Source document:

# Junior showman ship



## Michelle (Nov 16, 2009)

can anyone tell me more about this?

I was at 4H dog training tonight and one of the younger girls who helps out is really wanting me to start junior showman ship with Atticus. He loves it and he is doing very well for a puppy. She said that it doesnt matter that your dog is fixed, and it can have any cut you want, it doesnt have to be any kind of show clip. We ran out of time tonight so we couldnt really talk to in depth about it, but it sounds really fun.


----------



## ArreauStandardPoodle (Sep 1, 2009)

I was very involved in JS when I was younger. I LOVED IT!!! It was something I did well, and gave me self esteem and self worth. My success in it is likely the biggest reason I got so involved with the breed at all. You can live in a home with tons of Poodles and never get excited about it because it isn't "your thing". But once I got into JS, the Poos became as much my thing as my Moms and I just couldn't wait for the weekends for the next show, and the next ribbon.

Good luck with it Michelle, and just enjoy it, have fun, and learn in the process.


----------



## frostfirestandards (Jun 18, 2009)

from what I understand about junior Showmanship the dogs do have to be presented as they would in the breed ring. 

A junior handles the dog as they would in conformation. 
They are judged on their handling skills. here is a link to AKC's "Getting Started in Junior Showmanship" http://www.akc.org/kids_juniors/jr_getting_started.cfm

you can get scholarships for participating as well.


----------

Record list:
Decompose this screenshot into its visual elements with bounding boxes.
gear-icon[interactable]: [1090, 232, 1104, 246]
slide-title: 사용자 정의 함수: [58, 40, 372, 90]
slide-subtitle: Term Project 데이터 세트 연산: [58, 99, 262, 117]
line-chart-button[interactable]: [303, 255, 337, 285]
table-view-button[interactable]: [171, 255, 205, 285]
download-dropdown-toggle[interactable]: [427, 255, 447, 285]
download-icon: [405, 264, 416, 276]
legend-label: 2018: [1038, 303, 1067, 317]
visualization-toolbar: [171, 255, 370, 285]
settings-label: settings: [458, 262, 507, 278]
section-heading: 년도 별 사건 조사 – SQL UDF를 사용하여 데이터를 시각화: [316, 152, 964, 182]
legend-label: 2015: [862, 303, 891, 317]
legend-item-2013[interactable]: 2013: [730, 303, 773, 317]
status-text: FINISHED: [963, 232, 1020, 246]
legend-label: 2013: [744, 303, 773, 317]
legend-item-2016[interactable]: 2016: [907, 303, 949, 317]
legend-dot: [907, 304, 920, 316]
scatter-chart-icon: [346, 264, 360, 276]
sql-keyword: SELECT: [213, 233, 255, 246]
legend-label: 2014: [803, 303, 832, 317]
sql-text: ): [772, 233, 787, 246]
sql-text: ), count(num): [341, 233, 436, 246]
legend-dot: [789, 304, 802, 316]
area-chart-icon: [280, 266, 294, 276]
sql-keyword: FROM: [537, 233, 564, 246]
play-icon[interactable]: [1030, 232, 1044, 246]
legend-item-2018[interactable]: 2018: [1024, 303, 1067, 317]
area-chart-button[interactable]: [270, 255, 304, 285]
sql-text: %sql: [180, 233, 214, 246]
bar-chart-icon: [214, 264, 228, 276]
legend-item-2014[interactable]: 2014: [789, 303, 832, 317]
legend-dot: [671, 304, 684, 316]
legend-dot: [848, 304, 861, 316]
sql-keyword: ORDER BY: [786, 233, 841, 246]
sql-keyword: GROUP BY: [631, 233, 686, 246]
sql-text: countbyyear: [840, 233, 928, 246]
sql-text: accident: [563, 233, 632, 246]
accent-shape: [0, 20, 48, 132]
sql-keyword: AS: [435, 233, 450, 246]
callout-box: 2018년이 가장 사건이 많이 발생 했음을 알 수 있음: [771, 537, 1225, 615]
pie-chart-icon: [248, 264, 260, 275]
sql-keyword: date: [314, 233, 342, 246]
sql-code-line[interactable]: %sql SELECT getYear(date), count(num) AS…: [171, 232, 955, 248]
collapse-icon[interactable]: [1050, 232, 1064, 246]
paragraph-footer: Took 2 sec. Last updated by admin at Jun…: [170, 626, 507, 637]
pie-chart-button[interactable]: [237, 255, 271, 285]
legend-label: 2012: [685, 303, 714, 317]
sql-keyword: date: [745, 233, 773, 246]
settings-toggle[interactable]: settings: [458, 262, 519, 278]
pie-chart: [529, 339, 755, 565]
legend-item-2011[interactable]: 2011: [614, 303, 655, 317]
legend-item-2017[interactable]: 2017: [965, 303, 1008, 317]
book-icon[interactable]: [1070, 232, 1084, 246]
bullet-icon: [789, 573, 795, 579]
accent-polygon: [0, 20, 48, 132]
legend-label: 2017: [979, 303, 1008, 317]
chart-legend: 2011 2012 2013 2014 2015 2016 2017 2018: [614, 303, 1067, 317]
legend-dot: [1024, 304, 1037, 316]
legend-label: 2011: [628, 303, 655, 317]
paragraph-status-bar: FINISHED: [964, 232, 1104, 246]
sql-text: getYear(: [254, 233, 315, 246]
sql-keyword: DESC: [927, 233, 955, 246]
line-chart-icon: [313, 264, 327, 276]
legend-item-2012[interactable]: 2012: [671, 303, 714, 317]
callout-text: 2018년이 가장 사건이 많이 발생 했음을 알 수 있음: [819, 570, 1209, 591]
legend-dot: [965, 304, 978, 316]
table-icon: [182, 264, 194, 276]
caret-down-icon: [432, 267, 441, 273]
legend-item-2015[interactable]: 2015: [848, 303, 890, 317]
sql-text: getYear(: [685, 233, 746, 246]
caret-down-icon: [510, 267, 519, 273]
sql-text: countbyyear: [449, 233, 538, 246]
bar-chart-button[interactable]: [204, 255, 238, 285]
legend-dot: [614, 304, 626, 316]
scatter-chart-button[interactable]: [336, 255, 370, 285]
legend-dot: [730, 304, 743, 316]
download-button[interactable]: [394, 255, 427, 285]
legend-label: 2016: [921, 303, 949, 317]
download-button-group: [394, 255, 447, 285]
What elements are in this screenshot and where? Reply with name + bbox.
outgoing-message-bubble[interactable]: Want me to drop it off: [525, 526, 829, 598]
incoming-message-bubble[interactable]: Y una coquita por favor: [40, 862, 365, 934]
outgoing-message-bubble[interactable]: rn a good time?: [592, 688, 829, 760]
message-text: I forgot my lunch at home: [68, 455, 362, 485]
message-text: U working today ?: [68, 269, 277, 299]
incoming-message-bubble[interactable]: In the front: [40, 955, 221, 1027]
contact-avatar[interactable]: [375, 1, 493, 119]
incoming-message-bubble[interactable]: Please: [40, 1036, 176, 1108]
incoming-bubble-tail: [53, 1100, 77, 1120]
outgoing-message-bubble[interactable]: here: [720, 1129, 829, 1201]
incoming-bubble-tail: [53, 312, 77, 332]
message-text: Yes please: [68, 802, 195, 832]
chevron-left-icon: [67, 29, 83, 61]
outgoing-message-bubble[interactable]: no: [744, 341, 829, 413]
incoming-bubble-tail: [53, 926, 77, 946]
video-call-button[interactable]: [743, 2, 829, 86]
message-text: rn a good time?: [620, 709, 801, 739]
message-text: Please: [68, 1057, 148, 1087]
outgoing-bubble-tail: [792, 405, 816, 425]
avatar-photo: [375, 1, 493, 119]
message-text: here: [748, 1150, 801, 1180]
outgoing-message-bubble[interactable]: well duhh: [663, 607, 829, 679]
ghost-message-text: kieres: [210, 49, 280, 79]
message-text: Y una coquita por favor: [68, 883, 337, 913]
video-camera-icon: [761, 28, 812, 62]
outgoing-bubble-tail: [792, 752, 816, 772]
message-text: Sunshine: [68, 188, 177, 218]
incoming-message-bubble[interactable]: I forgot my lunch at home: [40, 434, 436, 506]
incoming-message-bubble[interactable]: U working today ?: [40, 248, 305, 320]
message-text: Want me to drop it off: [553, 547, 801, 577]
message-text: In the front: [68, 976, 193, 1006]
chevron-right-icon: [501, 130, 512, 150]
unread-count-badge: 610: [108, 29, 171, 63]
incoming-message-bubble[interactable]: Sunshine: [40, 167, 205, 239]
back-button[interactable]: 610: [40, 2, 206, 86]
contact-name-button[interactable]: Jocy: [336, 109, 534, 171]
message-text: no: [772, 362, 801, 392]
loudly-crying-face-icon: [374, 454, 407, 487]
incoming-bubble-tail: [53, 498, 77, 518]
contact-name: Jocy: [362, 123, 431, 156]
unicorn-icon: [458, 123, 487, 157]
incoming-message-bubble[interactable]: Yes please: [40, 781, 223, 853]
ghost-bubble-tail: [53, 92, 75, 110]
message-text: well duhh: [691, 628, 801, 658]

Direction:
Translate this sentence from the junior showmanship thread into Spanish: "you can get scholarships for participating as well."

Output of the task:
También puedes obtener becas por participar.